##### Exercise inputs #####

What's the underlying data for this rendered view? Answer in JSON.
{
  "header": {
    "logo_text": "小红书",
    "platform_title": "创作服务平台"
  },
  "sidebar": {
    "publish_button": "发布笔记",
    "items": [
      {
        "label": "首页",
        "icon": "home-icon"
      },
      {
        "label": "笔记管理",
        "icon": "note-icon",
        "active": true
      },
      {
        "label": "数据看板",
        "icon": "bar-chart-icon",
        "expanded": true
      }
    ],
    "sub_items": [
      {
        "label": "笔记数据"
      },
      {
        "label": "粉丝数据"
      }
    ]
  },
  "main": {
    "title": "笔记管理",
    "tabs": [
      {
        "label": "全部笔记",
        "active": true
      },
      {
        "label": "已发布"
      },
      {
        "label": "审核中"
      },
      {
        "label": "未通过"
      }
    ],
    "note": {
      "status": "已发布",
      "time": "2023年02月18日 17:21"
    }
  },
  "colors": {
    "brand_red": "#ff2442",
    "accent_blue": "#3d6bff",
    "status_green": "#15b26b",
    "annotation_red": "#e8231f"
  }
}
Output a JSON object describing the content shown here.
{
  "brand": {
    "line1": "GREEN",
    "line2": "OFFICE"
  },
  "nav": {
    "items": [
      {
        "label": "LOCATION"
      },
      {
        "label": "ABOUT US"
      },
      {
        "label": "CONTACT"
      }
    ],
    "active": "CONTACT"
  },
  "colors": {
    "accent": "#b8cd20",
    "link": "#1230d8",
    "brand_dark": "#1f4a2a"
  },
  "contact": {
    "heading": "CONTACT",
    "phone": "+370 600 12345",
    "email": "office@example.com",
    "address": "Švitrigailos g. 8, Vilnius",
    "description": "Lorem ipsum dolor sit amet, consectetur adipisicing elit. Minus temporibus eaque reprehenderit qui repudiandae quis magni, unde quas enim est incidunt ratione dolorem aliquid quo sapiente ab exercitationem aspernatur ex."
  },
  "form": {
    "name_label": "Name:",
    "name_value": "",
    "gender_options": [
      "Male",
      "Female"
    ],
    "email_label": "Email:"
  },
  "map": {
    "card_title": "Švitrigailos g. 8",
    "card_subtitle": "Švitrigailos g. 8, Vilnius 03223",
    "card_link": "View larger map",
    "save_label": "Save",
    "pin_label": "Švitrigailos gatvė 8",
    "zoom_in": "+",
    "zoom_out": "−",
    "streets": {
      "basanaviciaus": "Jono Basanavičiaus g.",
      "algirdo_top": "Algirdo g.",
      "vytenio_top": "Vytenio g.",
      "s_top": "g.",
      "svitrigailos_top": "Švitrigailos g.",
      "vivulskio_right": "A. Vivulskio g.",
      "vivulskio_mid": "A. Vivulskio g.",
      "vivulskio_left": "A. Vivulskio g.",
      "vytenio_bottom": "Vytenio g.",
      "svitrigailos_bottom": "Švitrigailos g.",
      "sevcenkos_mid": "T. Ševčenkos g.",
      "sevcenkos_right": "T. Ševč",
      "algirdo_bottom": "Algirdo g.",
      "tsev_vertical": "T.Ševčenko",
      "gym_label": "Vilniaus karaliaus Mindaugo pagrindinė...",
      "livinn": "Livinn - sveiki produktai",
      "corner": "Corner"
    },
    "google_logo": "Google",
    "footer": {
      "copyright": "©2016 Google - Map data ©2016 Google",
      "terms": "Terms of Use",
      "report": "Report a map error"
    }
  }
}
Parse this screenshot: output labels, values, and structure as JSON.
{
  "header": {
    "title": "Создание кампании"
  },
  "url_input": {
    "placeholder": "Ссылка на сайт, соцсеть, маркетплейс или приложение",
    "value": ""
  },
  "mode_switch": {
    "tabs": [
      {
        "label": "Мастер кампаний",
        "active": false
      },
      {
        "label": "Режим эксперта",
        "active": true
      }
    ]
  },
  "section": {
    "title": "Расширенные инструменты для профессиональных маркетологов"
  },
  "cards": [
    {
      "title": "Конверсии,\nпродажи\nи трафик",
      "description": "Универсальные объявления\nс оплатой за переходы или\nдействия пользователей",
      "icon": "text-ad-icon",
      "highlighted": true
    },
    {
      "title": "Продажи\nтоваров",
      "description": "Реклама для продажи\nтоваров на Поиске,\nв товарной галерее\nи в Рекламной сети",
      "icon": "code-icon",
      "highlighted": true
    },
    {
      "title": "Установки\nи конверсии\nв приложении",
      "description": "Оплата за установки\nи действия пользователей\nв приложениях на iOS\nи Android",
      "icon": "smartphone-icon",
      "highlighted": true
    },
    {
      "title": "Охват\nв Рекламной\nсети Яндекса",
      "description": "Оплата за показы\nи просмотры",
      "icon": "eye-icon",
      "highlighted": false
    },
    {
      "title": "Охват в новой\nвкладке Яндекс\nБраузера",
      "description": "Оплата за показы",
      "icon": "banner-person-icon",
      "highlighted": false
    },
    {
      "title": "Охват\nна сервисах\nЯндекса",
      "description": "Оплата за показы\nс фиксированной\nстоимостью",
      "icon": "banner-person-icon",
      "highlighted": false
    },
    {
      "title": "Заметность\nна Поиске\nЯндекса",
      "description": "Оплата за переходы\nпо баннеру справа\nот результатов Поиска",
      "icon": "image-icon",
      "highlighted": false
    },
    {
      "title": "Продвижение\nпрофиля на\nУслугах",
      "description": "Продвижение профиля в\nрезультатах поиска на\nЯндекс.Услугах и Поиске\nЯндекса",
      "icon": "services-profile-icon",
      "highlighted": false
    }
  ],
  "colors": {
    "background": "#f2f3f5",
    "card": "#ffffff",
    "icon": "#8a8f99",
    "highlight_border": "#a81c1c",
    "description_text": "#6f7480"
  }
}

#####

Work to complete
Above are records; say how many of their lines contain the word "Vivulskio", giving only the number.

The result
3